▶ TEXTE:

Je suis dans un dilemme. Je trouve ses livres assez intéressants, leur lecture n’est pas inutile, on y glane des informations, des citations, des lambeaux de théories qui font réfléchir.

Mais des choses me chiffonnent. J’ai toujours cru que Jullien était un sinologue distingué, c’est ce que les articles de presse laissent penser. Or, les sinologues disent qu’il est avant tout philosophe. Et les philosophes, évidemment, pensent qu’il est sinologue. Il se tient à la frontière entre ces deux disciplines, ce qui est lui permet de dire des banalités qui se donnent des airs, soit de pensées profondes (ce qui n’est jamais le cas), soit de rares découvertes (qui sont en fait  choses très connues du moindre étudiant en chinois.) Et quand ce ne sont pas des banalités, ce sont des approximations.

Un exemple : la fadeur, à laquelle il a consacré un petit livre.

C’est une notion intéressante, mais Jullien y range trop de choses. Sous prétexte qu’on trouve chez Lao Zi et chez Confucius une utilisation de la fadeur pour illustrer une idée, Jullien l’étend à quasiment tout. L’équilibre devient fade, l’harmonie devient fade. Une musique est dite fade parce qu’elle est jouée en sourdine, parce que les sons, étant peu expressifs en eux-mêmes, donnent une impression de surplus de son.
Un très beau passage des Entretiens de Confucius est invoqué, où le maître dit que son désir serait de se baigner dans une rivière, de chanter et de danser. Je ne suis pas convaincu une seconde que cela soit fade, quelle que soit la définition qu’on en donne. 
Meme chose pour cette anecdote : un homme joue d’un luth sans corde. Il n’y a pas de son, certes, mais est-ce au même titre que la fadeur qui n’a pas de saveur ? Pour moi un homme qui joue d’un luth sans corde, c'est savoureux, c’est de l'art contemporain, une sorte de happening new yorkais, mais dans les brumes de Tai Shan. C'est du John Cage, du Fluxus avant l’heure !

J'y pense : Nam Jun Paik, il était bien coréen ? Son travail artistique des débuts, avec des pianos et des violons qu'il détruisait sur scène, cela venait peut-être d'une conception chinoise de la musique sans corde et du geste vide... Je ne sais pas trop si ce type d'hypothèse est à creuser.

Mais peut-être que les intuitions de Jullien m’auraient plu si elles avaient été écrites dans des formes de petits essais, de tentatives modestes, des sortes de théories portatives, au lieu de donner dans un style universitaire, grandiloquent et vain.

Enfin, voilà, j’ai vraiment besoin de l’opinion de ceux qui en ont une sur le sujet.

▶ CONSIGNE DE TRAVAIL:
Recopiez mot pour mot le passage du texte sur les livres de Jullien, de « Je suis dans » à « théories qui font réfléchir. ». La liste qui suit constitue un matériau indépendant du texte.

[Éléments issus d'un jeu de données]

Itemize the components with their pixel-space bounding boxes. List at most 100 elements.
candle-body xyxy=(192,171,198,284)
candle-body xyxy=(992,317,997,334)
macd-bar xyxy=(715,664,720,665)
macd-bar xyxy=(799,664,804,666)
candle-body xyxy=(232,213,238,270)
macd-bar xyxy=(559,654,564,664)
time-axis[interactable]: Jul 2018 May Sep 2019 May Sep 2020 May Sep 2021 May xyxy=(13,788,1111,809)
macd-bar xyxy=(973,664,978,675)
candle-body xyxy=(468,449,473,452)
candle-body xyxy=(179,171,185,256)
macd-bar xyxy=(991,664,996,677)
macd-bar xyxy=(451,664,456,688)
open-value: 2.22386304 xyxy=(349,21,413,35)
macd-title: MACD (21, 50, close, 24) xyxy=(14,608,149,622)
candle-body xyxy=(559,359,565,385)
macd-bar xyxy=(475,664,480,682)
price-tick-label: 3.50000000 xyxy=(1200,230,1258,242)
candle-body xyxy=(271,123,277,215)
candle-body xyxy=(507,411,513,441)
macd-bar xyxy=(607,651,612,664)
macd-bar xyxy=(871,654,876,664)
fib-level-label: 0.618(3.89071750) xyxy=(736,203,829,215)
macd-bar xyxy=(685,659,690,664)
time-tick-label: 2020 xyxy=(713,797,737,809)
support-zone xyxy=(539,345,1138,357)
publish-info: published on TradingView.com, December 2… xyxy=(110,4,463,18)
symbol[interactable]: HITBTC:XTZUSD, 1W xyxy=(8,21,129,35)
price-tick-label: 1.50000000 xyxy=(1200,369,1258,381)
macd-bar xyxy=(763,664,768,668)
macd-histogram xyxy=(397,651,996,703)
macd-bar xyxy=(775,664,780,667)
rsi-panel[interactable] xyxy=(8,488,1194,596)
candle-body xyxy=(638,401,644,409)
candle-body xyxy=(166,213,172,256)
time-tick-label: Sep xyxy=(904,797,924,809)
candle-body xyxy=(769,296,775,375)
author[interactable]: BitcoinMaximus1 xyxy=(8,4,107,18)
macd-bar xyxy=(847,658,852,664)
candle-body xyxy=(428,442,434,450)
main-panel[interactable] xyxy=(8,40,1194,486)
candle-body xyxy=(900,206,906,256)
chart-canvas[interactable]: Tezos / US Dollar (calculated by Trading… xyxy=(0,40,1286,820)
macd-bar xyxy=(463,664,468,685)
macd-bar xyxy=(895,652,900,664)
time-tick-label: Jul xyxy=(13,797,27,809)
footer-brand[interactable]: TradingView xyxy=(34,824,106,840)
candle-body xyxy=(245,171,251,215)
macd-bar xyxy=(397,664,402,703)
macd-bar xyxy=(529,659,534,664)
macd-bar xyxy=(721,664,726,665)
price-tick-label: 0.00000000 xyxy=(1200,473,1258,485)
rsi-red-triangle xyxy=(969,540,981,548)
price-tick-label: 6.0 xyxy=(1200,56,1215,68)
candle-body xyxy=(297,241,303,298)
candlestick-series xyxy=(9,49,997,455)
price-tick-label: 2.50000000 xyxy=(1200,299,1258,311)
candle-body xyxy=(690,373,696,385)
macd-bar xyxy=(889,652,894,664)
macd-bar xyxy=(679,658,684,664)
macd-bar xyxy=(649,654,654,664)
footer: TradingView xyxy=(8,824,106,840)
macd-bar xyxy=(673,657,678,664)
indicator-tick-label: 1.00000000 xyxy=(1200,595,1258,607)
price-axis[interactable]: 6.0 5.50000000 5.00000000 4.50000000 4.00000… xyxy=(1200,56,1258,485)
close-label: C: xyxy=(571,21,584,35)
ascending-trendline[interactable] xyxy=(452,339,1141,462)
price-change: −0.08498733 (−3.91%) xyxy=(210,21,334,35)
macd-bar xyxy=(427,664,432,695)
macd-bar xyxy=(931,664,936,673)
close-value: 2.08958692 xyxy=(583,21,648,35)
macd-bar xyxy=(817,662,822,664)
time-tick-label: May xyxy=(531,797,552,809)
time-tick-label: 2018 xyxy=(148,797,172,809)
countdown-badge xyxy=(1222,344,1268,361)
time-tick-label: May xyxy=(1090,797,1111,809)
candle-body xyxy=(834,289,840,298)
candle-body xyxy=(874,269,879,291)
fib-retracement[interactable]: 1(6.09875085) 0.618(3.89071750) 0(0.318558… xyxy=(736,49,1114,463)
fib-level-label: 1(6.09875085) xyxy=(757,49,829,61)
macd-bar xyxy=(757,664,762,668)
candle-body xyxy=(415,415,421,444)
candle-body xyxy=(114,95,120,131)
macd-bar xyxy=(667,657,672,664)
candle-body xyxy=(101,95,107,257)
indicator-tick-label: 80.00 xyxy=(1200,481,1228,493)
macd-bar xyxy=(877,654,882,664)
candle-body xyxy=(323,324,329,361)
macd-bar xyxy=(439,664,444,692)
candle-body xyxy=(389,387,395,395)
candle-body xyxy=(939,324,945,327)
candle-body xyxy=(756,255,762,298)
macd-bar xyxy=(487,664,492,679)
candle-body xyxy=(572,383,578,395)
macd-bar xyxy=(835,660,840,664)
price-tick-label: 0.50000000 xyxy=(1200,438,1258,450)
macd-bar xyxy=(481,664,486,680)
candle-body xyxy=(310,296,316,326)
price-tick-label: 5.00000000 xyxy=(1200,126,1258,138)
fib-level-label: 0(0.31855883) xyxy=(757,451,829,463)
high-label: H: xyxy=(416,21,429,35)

▶ RÉPONSE À L'EXERCICE:
Je suis dans un dilemme. Je trouve ses livres assez intéressants, leur lecture n’est pas inutile, on y glane des informations, des citations, des lambeaux de théories qui font réfléchir.